▶ Problem statement:
From the entries below, work out the number of lines that hold the word "color", and give that number alone.
*** Working data ***
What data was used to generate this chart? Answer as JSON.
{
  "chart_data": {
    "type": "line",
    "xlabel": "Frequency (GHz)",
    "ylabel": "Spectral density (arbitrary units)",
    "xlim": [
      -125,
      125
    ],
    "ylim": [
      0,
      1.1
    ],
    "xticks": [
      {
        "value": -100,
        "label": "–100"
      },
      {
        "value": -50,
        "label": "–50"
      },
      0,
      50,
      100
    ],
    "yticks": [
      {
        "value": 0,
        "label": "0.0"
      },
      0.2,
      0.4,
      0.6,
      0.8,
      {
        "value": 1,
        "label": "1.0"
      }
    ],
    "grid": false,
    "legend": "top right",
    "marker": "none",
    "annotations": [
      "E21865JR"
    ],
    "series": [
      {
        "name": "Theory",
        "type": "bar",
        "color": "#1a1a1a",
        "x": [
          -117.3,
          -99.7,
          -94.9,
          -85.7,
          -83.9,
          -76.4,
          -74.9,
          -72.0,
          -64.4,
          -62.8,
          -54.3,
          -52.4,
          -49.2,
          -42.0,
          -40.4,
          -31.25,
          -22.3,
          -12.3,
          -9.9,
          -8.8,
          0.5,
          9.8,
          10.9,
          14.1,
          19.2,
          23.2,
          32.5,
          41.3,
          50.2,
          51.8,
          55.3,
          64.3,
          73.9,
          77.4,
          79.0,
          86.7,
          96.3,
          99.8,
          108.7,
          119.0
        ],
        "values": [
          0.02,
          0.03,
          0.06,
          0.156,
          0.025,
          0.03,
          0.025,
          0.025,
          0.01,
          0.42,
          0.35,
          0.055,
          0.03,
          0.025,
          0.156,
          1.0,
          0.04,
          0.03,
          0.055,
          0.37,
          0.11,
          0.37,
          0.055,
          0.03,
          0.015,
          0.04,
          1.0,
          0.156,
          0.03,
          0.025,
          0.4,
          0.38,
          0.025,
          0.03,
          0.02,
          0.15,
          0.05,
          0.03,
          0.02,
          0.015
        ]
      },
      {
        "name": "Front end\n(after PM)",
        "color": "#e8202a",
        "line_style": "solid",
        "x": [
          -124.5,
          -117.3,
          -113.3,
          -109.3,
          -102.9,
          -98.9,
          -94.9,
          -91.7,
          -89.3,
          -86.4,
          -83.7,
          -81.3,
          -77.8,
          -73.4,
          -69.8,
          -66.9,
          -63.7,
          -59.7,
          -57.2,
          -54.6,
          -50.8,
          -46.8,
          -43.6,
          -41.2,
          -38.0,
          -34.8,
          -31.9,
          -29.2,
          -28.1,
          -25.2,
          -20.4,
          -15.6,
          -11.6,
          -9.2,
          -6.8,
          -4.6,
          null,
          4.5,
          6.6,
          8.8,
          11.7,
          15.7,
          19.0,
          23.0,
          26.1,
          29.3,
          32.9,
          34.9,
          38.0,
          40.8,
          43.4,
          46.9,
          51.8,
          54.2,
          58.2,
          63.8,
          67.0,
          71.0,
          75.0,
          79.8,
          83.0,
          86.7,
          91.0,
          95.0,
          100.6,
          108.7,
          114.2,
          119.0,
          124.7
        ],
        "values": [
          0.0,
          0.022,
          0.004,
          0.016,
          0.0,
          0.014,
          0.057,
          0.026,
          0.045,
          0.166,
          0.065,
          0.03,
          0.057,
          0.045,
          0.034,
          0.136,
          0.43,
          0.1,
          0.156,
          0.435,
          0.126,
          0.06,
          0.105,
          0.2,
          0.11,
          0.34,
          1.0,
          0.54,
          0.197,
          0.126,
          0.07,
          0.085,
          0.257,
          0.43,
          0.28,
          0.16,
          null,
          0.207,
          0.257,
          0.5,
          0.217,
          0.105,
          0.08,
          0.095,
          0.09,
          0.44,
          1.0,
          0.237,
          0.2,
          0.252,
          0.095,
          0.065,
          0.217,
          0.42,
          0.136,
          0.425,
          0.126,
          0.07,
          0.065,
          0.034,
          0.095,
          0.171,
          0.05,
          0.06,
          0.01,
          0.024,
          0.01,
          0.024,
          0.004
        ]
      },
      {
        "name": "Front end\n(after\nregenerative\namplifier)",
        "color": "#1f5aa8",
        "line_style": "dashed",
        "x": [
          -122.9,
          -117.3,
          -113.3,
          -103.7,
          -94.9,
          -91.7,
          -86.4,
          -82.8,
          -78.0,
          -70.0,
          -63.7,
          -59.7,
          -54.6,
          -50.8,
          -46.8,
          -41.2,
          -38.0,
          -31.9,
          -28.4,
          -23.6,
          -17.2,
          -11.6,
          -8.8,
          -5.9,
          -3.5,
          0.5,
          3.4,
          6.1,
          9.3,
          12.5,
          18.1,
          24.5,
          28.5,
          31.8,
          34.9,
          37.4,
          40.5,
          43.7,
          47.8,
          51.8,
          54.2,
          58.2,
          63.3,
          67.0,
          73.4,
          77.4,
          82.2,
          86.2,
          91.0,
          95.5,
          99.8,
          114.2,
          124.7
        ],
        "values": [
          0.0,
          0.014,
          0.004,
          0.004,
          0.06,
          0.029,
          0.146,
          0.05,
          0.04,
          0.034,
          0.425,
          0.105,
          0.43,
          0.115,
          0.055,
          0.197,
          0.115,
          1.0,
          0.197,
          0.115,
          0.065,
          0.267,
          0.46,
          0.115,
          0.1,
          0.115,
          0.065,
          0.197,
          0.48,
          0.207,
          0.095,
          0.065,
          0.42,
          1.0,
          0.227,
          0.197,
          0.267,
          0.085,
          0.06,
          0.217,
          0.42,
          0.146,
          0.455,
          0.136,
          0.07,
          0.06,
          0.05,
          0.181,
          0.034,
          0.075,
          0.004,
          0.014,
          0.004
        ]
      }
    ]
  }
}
***
▶ Response:
3